- WHAT IS BEING ASKED -
Using the article on Trovicor and surveillance in Ethiopia below, decide whether each statement agrees with it, answering yes or no and quoting the deciding words exactly: (a) Trovicor proposed storing two years' worth of data intercepted from Ethiopian networks; (b) the Information Network Security Agency was created in 2010; (c) Trovicor has its headquarters in Munich.

- DOCUMENT EXTRACT -
**********

Authors: Claire Lauterbach
Date:
23 March 2015
German surveillance technology company Trovicor played
a central role in expanding the Ethiopian government's communications
surveillance capacities, according to a joint investigation by Privacy
International and netzpolitik org.
The company, formerly part of Nokia Siemens Networks
(NSN), provided equipment to Ethiopia's National Intelligence and Security
Service (NISS) in 2011 and offered to massively expand the government's ability
to intercept and store internet protocol (IP) traffic across the national
telecommunications backbone. Trovicor's proposal was to double the government's
internet surveillance capacity: two years' worth of data intercepted from
Ethiopian networks would be stored.
Trovicor's predecessor in intelligence solutions,
Siemens Pte worked closely with its British partner Gamma Group International via
an offshore company in Lebanon to expand lawful interception in the east
African country. Gamma Group's highly intrusive FinFisher
malware suite was used to target Ethiopian dissidents. Forensic
traces of FinFisher MALWARE have also been traced back to one of Gamma's
Lebanese operations.
Together, the companies and their Lebanese offshore
subsidiaries helped one of Africa's most repressive governments spy on one of
its largest populations.
Backdoors to
the backbone
Since 1991, Ethiopia has been governed by the
Ethiopian People’s Revolutionary Democratic Front (EPDRF), a coalition of
ethnically-based political parties that has severely restricted freedom
of expression, association and peaceful assembly. Police has and
Security forces have been accused of torture. The National
Intelligence and Security Service (NISS), an Ethiopian intelligence agency
has used intercepted communications data to identify and punish targets it
perceives as opposed to the government. Journalists, activists and average
citizens widely assume that their communications are extensively monitored. Phone
records and transcripts have also been used to extract confessions under
torture, according to Human Rights Watch.
The Information Network Security Agency (INSA),
created in 2011, consolidated and extended the state's surveillance and
censorship of internet traffic. It is reported to have used 'deep packet
inspection' which allows for the inspection and rerouting of internet traffic
as it passes an inspection point and fulfils certain criteria defined by the
inspecting agent. In 2012, it blocked access to theAnonymous
Browsing service Tor, further restricting safe spaces for
communication. INSA is alleged to be the agency responsible for using offensive
Malware from Italy-based Hacking Team in 2013 and 2014 to target
journalists.
Ethio Telecom runs the country's phone and internet
services as a state-owned monopoly. In 2010, the Ethiopian government contracted
France Telecom to manage the company, changed its former name and embarked
on a serious expansion of the country's infrastructure. While good news for
rural Ethiopians who have much less access to quality communications
services, the government also expanded its surveillance capacities to
mach .
Trovicor was central to this expansion plan. The
Munich-headquartered company sells monitoring centres to government and
law enforcement clients worldwide to capture, monitor, analyse and store
all data acquired during investigation activities transmitted on a wide
spectrum of networks. Trovicor technicians work to integrate interception
gateways provided by Trovicor or partner companies into network infrastructure
of service providers to funnel communications data to the monitoring centres.

**********

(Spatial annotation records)
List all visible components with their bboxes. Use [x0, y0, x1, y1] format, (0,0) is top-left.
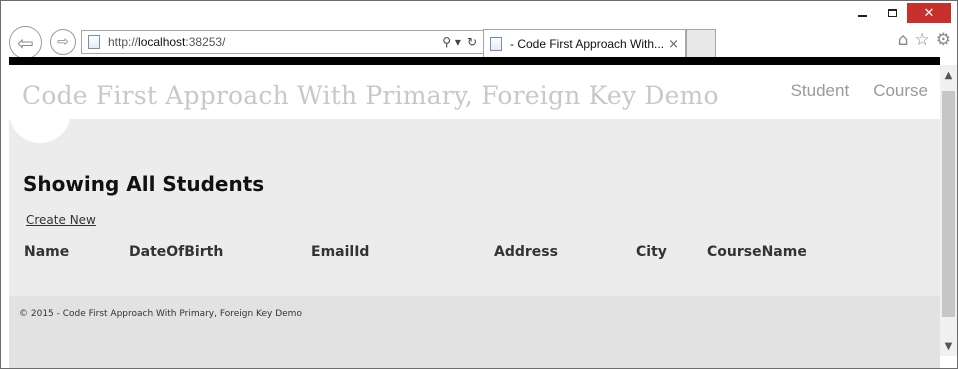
close-window-button[interactable]: ✕ — [907, 3, 951, 23]
scroll-down-icon[interactable]: ▼ — [940, 336, 957, 356]
back-arrow-icon: ⇦ — [17, 30, 34, 55]
column-header-name: Name — [24, 244, 70, 260]
address-bar[interactable]: http://localhost:38253/ ⚲ ▾ ↻ — [81, 30, 484, 54]
search-icon[interactable]: ⚲ ▾ — [442, 35, 461, 49]
minimize-icon — [857, 15, 867, 17]
tab-close-icon[interactable]: × — [668, 37, 679, 52]
page-icon — [88, 35, 100, 49]
top-black-bar — [9, 57, 940, 65]
site-title[interactable]: Code First Approach With Primary, Foreig… — [22, 81, 719, 110]
window-controls: ✕ — [847, 3, 951, 23]
menu-item-course[interactable]: Course — [873, 81, 928, 101]
forward-button[interactable]: ⇨ — [50, 29, 76, 55]
url-port-path: :38253/ — [185, 35, 226, 49]
browser-tab[interactable]: - Code First Approach With... × — [483, 29, 686, 58]
settings-gear-icon[interactable]: ⚙ — [936, 30, 951, 50]
footer-copyright: © 2015 - Code First Approach With Primar… — [19, 309, 302, 319]
column-header-city: City — [636, 244, 667, 260]
browser-tools: ⌂ ☆ ⚙ — [898, 30, 951, 50]
vertical-scrollbar[interactable]: ▲ ▼ — [940, 65, 957, 356]
column-header-address: Address — [494, 244, 558, 260]
back-button[interactable]: ⇦ — [9, 26, 42, 59]
maximize-icon — [887, 9, 897, 17]
favorites-star-icon[interactable]: ☆ — [915, 30, 930, 50]
page-viewport: Code First Approach With Primary, Foreig… — [9, 57, 940, 368]
column-header-emailid: EmailId — [311, 244, 370, 260]
site-menu: Student Course — [791, 81, 928, 101]
url-text[interactable]: http://localhost:38253/ — [108, 35, 442, 49]
page-heading: Showing All Students — [23, 172, 265, 196]
tab-title: - Code First Approach With... — [510, 37, 665, 51]
scrollbar-thumb[interactable] — [942, 91, 955, 317]
column-header-coursename: CourseName — [707, 244, 807, 260]
new-tab-button[interactable] — [686, 29, 716, 58]
column-header-dateofbirth: DateOfBirth — [129, 244, 224, 260]
forward-arrow-icon: ⇨ — [57, 34, 69, 50]
close-icon: ✕ — [923, 5, 935, 21]
url-host: localhost — [138, 35, 186, 49]
create-new-link[interactable]: Create New — [26, 213, 96, 227]
browser-window: ✕ ⇦ ⇨ http://localhost:38253/ ⚲ ▾ ↻ - Co… — [0, 0, 958, 369]
refresh-icon[interactable]: ↻ — [467, 35, 477, 49]
url-scheme: http:// — [108, 35, 139, 49]
maximize-button[interactable] — [877, 3, 907, 23]
site-footer: © 2015 - Code First Approach With Primar… — [9, 296, 940, 368]
tab-page-icon — [490, 37, 502, 51]
scroll-up-icon[interactable]: ▲ — [940, 65, 957, 85]
home-icon[interactable]: ⌂ — [898, 30, 909, 50]
minimize-button[interactable] — [847, 3, 877, 23]
browser-navigation-bar: ⇦ ⇨ http://localhost:38253/ ⚲ ▾ ↻ - Code… — [7, 24, 953, 59]
menu-item-student[interactable]: Student — [791, 81, 850, 101]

**********

- EXERCISE RESULT -
(a) Yes: "two years' worth of data intercepted from Ethiopian networks would be stored"
(b) No: "The Information Network Security Agency (INSA), created in 2011"
(c) Yes: "The Munich-headquartered company sells monitoring centres"